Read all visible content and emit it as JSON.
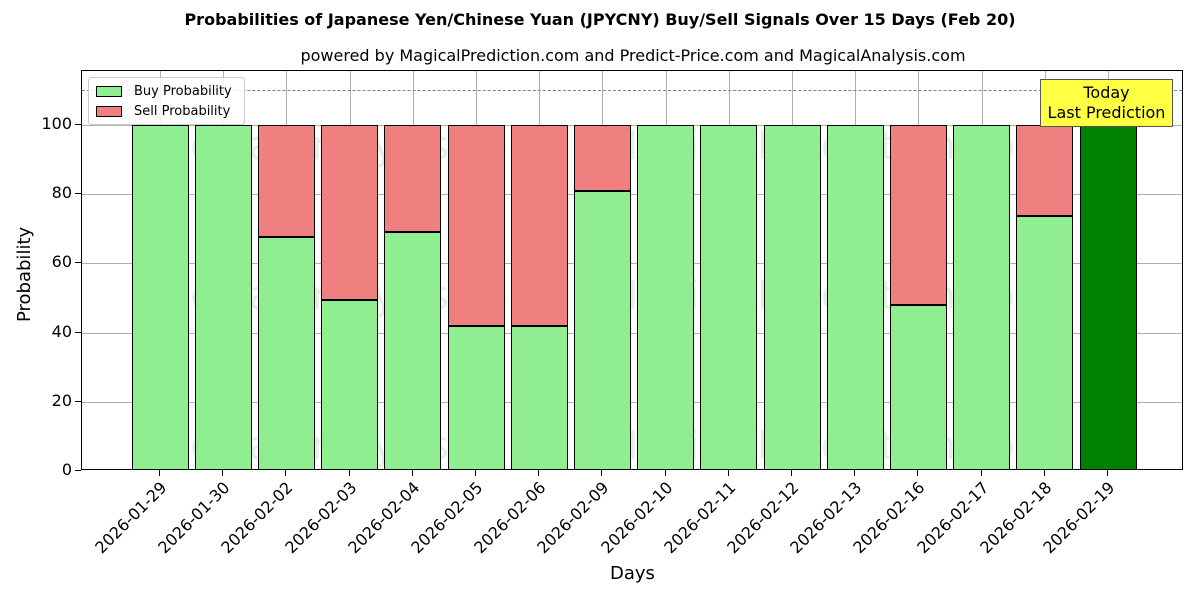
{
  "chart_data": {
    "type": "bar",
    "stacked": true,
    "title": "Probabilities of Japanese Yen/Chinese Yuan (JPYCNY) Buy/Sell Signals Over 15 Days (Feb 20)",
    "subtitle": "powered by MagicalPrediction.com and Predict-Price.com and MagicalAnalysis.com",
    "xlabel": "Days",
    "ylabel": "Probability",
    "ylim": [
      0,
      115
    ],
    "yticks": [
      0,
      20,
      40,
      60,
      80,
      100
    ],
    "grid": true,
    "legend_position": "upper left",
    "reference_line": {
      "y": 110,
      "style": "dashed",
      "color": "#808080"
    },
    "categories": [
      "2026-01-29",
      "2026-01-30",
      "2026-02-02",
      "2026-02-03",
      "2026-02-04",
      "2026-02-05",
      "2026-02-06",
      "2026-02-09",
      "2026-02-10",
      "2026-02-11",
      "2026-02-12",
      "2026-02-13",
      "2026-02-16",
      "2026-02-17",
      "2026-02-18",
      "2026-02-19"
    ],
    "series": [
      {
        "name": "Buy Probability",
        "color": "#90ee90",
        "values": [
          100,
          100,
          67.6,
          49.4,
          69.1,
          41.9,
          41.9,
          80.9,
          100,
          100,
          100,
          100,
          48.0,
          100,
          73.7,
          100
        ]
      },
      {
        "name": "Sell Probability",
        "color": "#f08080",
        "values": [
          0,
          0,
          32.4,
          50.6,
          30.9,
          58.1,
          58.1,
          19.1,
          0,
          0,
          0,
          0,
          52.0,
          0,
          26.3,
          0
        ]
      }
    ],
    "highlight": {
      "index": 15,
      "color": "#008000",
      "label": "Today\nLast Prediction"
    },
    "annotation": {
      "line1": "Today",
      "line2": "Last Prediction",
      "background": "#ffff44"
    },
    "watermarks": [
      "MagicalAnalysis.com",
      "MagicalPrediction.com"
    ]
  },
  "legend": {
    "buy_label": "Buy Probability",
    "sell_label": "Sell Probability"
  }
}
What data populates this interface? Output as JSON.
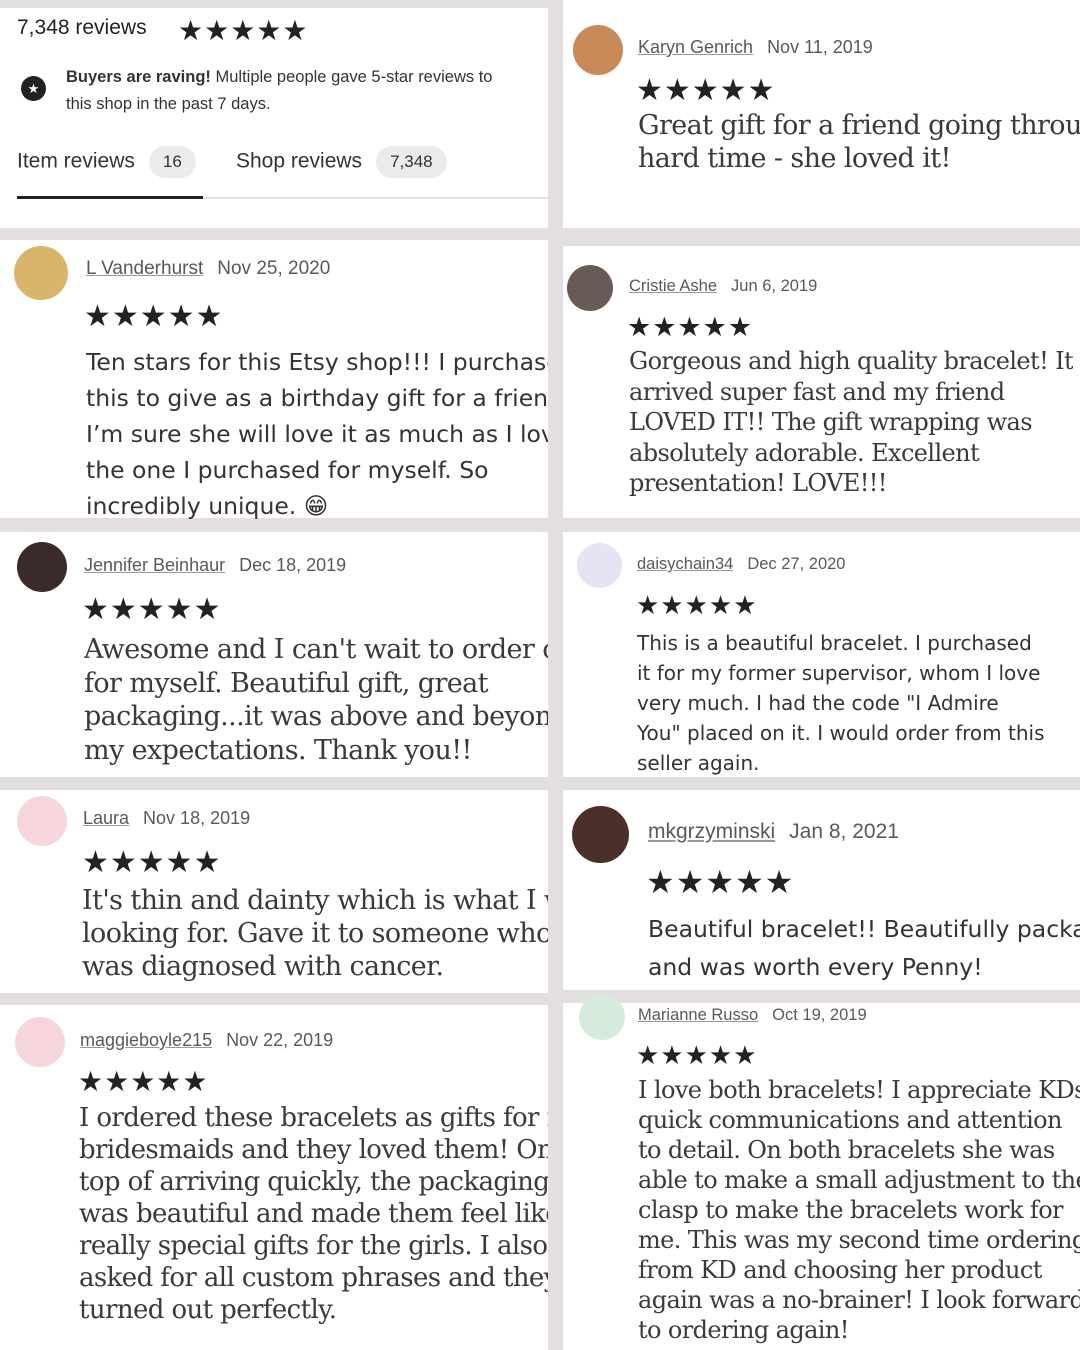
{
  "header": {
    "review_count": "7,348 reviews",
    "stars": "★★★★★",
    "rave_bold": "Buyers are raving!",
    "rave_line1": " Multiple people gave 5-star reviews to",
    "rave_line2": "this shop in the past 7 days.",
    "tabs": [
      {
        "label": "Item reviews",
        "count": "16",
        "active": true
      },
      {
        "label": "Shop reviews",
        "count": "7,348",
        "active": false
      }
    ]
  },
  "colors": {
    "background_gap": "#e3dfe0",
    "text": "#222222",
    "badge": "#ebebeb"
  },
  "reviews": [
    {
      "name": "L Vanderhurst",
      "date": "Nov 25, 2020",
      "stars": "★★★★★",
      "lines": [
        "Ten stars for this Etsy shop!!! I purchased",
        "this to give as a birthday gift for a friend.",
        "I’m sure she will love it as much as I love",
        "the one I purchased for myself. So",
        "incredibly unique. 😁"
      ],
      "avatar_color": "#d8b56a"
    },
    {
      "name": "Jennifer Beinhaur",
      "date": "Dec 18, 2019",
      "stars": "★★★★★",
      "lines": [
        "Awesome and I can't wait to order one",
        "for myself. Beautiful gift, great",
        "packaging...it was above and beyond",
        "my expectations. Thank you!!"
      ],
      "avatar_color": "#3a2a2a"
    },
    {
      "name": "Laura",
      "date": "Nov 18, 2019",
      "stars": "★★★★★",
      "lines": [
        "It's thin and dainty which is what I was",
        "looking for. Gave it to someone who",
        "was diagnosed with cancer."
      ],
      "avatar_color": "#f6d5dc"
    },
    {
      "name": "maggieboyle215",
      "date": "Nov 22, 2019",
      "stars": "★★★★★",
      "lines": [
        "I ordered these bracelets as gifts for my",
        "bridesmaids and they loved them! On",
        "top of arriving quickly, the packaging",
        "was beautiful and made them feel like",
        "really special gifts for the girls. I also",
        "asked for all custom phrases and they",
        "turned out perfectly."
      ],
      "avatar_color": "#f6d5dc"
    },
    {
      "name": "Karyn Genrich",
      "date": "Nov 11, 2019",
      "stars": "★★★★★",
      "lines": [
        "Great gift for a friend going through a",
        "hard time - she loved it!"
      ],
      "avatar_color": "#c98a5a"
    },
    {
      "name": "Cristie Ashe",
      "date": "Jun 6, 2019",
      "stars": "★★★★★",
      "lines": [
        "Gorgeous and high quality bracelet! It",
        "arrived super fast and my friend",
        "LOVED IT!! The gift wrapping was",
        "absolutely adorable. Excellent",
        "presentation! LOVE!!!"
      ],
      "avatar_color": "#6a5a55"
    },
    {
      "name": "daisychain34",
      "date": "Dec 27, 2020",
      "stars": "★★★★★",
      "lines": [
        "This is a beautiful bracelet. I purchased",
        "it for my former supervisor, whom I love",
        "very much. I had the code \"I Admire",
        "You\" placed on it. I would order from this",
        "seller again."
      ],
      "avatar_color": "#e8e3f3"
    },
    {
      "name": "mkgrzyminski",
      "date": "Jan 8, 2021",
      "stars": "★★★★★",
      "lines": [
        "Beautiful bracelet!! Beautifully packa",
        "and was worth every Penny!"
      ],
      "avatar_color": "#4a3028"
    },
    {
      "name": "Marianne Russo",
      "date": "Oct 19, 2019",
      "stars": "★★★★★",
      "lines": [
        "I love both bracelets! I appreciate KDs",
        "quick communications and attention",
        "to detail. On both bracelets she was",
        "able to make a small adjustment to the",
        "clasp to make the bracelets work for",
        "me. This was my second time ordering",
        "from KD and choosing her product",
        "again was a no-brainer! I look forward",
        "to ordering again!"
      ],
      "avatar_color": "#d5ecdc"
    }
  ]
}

........

▶ **Stated task**:
Only the number is needed here: how many lines of the records contain "JSON"?

▶ **Worked solution**:
2